- **Directions for this task**: Copy out each line containing "лесных" from the entries below.
- - - -
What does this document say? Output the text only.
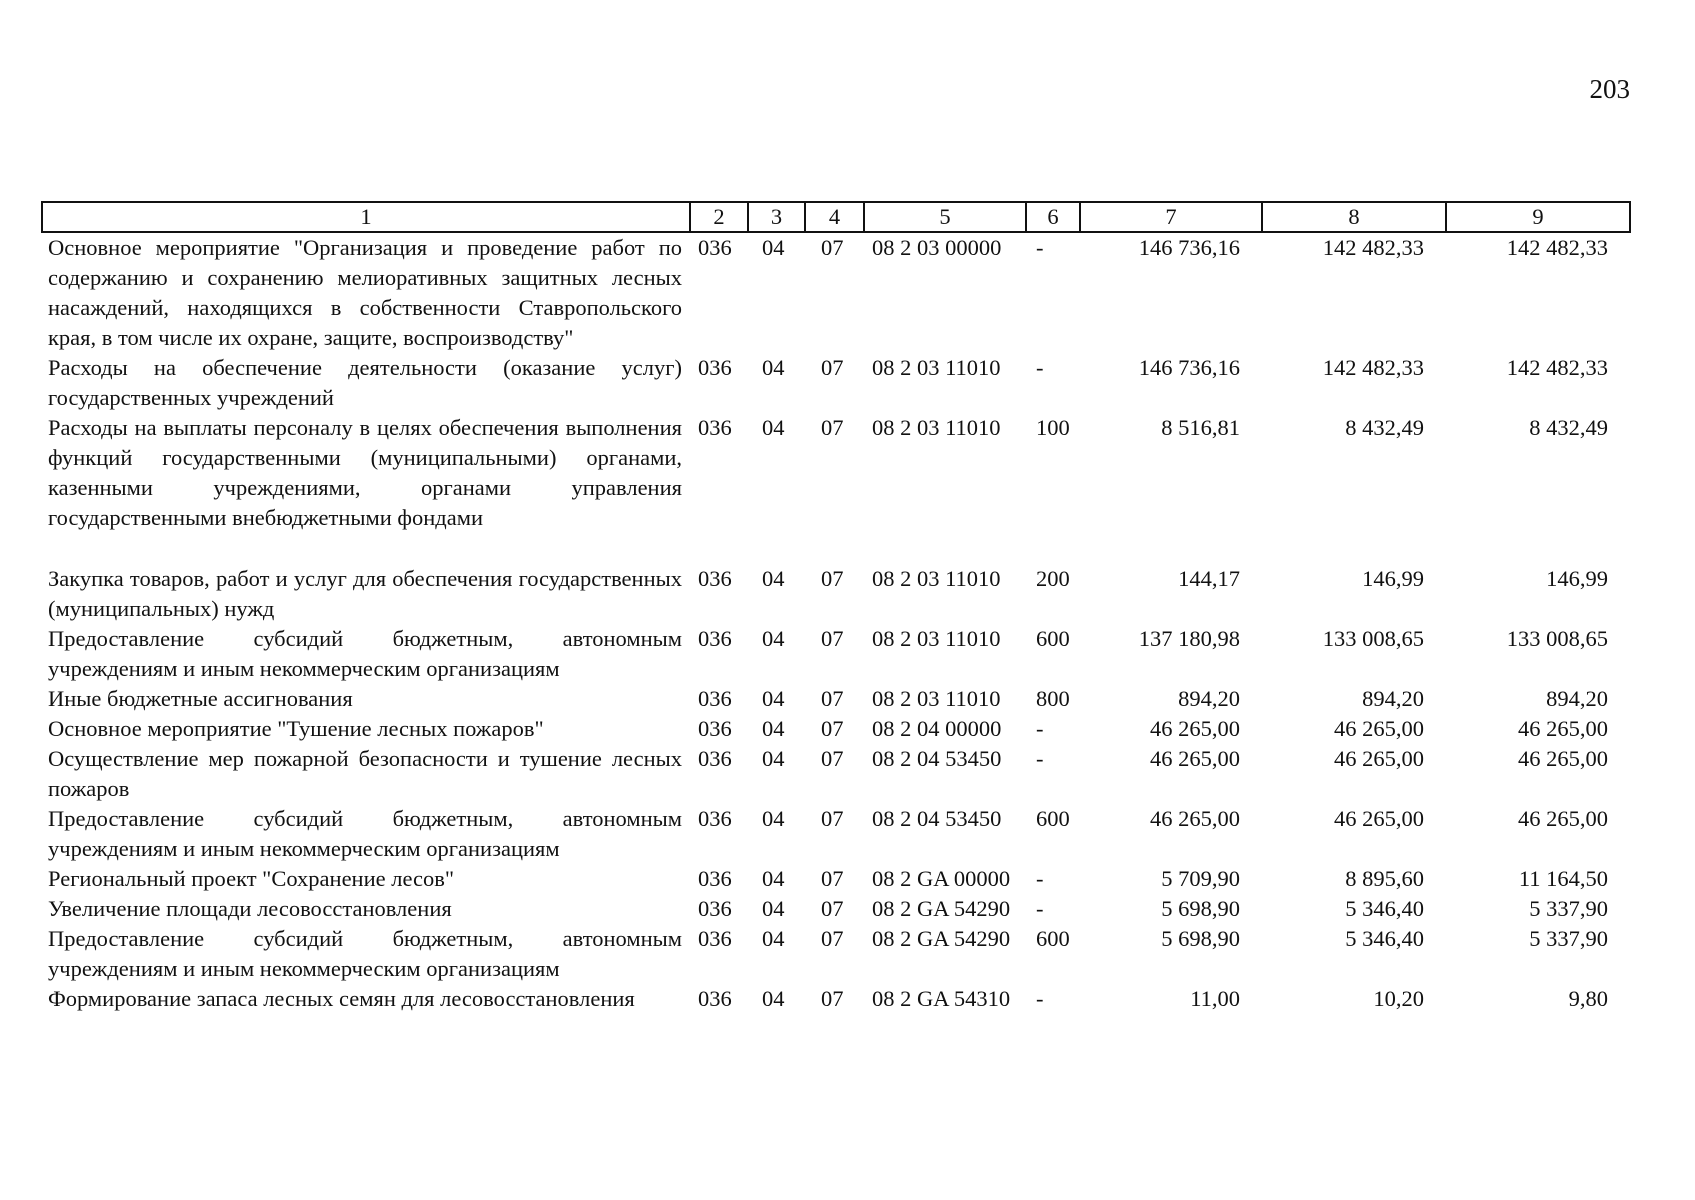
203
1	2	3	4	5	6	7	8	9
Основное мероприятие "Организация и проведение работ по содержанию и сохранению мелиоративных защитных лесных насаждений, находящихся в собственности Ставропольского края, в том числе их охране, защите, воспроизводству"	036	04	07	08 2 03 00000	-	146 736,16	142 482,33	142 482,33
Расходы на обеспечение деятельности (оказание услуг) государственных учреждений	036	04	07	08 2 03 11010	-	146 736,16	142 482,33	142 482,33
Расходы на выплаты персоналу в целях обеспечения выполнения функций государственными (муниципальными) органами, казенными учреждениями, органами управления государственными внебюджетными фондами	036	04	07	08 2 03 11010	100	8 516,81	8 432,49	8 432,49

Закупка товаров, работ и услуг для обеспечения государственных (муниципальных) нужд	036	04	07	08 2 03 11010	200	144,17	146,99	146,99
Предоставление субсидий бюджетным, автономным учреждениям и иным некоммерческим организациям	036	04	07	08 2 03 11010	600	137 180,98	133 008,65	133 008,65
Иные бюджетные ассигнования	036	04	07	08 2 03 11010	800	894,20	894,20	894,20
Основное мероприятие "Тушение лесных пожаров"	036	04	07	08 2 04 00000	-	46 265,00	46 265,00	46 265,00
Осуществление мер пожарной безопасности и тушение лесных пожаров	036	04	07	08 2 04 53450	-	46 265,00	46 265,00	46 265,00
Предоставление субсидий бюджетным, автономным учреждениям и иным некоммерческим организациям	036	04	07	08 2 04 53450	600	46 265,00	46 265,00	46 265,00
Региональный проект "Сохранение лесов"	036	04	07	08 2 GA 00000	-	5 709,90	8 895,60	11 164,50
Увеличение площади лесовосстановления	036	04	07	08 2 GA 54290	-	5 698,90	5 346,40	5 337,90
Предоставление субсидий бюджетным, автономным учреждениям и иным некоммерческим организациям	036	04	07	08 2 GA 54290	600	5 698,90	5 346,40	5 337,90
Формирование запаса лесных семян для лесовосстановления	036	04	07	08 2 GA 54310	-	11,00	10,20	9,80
- - - -
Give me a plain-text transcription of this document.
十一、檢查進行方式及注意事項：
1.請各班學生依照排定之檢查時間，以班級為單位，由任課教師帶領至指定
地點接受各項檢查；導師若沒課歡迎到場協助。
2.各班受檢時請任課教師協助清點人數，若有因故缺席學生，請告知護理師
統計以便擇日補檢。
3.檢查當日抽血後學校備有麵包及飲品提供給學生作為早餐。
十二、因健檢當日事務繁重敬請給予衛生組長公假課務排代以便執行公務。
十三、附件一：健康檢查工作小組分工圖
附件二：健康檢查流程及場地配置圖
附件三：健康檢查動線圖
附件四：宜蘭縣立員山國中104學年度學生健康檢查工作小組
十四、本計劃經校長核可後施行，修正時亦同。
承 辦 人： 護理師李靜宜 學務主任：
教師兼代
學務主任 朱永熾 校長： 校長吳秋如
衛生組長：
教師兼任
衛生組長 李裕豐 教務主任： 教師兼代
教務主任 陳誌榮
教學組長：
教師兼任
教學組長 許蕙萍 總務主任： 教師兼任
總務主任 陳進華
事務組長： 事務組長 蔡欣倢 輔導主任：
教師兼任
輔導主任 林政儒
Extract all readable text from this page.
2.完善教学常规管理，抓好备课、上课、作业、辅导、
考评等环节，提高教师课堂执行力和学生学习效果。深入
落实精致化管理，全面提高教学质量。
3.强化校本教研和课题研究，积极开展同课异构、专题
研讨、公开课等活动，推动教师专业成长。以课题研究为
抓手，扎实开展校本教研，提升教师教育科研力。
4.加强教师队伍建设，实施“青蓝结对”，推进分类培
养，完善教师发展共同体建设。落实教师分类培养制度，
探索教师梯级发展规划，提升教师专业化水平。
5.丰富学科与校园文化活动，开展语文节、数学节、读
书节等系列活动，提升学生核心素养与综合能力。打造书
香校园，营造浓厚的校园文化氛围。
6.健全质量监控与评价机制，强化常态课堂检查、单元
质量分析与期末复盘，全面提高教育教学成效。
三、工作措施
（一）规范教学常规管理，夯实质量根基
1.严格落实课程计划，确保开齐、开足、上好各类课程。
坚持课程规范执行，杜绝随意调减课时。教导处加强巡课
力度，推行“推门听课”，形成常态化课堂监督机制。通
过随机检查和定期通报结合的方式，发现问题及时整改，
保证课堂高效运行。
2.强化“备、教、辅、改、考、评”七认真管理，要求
- - - -
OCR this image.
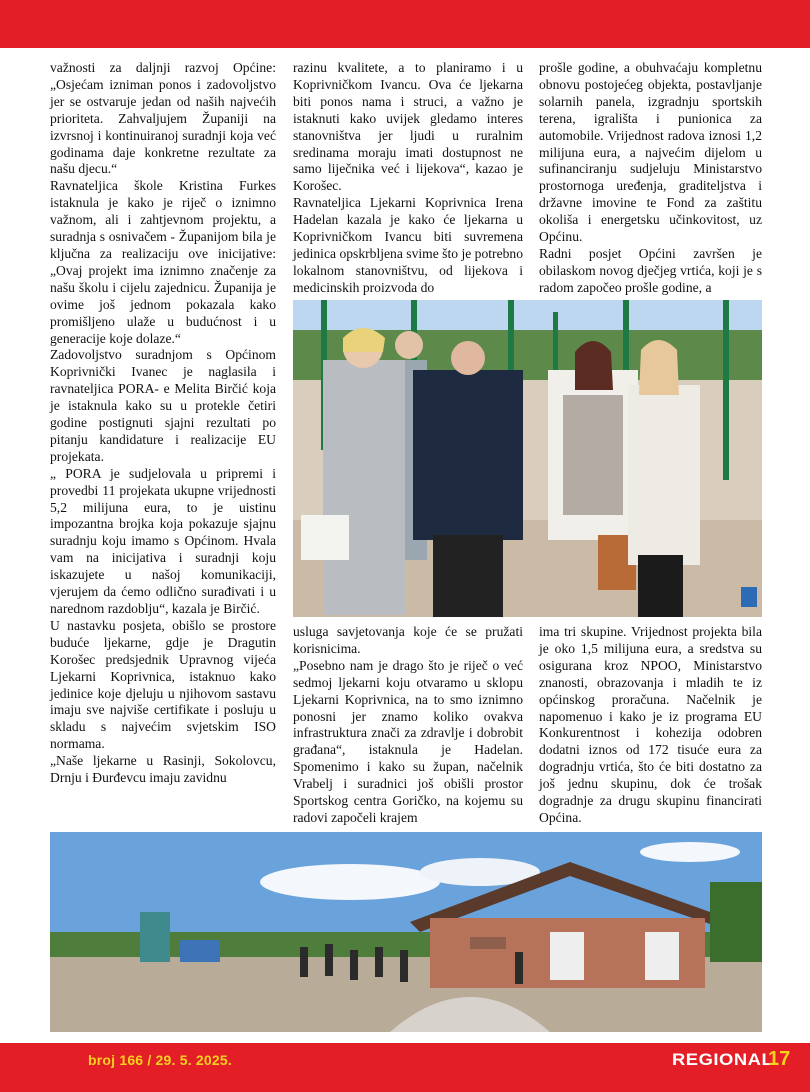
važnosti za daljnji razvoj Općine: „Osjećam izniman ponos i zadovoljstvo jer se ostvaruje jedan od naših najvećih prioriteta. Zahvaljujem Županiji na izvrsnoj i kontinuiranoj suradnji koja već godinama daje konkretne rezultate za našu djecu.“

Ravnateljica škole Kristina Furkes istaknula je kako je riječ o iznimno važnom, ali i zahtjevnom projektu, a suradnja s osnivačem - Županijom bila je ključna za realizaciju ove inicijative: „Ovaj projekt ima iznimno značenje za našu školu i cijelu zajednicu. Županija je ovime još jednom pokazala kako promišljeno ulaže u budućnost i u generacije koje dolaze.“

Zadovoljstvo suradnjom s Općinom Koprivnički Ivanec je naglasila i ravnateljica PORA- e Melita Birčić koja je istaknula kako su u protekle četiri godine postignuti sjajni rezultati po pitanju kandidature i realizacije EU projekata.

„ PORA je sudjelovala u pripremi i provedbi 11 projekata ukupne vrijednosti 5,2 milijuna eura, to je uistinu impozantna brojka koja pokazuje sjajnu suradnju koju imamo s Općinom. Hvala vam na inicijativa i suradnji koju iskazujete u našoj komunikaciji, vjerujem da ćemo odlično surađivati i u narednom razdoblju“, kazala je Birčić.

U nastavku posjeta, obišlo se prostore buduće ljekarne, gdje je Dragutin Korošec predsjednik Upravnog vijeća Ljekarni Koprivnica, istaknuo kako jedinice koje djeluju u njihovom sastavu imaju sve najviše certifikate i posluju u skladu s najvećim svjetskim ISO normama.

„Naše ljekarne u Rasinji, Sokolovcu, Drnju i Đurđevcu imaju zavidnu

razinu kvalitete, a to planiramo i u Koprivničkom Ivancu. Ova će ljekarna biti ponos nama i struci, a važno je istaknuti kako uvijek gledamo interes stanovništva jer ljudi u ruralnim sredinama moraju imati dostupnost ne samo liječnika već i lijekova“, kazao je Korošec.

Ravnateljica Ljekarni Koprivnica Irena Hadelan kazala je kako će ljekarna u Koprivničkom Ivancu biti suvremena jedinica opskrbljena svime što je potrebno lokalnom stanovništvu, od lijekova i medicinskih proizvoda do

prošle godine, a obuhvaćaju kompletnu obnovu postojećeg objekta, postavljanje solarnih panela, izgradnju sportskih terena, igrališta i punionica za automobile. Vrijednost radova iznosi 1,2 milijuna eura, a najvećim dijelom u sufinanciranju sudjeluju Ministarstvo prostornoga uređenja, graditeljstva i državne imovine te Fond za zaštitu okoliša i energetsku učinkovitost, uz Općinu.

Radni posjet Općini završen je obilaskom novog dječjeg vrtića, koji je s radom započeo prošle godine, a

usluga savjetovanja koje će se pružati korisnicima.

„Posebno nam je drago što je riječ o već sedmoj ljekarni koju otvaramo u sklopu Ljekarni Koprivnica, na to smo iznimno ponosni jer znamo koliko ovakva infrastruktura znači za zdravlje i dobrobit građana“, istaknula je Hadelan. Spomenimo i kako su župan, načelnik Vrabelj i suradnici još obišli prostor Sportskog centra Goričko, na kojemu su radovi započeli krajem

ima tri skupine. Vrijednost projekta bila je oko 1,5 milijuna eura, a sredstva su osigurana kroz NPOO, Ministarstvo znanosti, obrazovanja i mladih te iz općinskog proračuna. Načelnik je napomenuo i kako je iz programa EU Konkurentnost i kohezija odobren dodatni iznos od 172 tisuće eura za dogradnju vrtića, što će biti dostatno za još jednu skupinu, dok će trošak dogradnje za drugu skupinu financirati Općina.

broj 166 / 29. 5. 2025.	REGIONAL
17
- - - -
- **Exercise output**:
Основное мероприятие "Организация и проведение работ по содержанию и сохранению мелиоративных защитных лесных насаждений, находящихся в собственности Ставропольского края, в том числе их охране, защите, воспроизводству"	036	04	07	08 2 03 00000	-	146 736,16	142 482,33	142 482,33
Основное мероприятие "Тушение лесных пожаров"	036	04	07	08 2 04 00000	-	46 265,00	46 265,00	46 265,00
Осуществление мер пожарной безопасности и тушение лесных пожаров	036	04	07	08 2 04 53450	-	46 265,00	46 265,00	46 265,00
Формирование запаса лесных семян для лесовосстановления	036	04	07	08 2 GA 54310	-	11,00	10,20	9,80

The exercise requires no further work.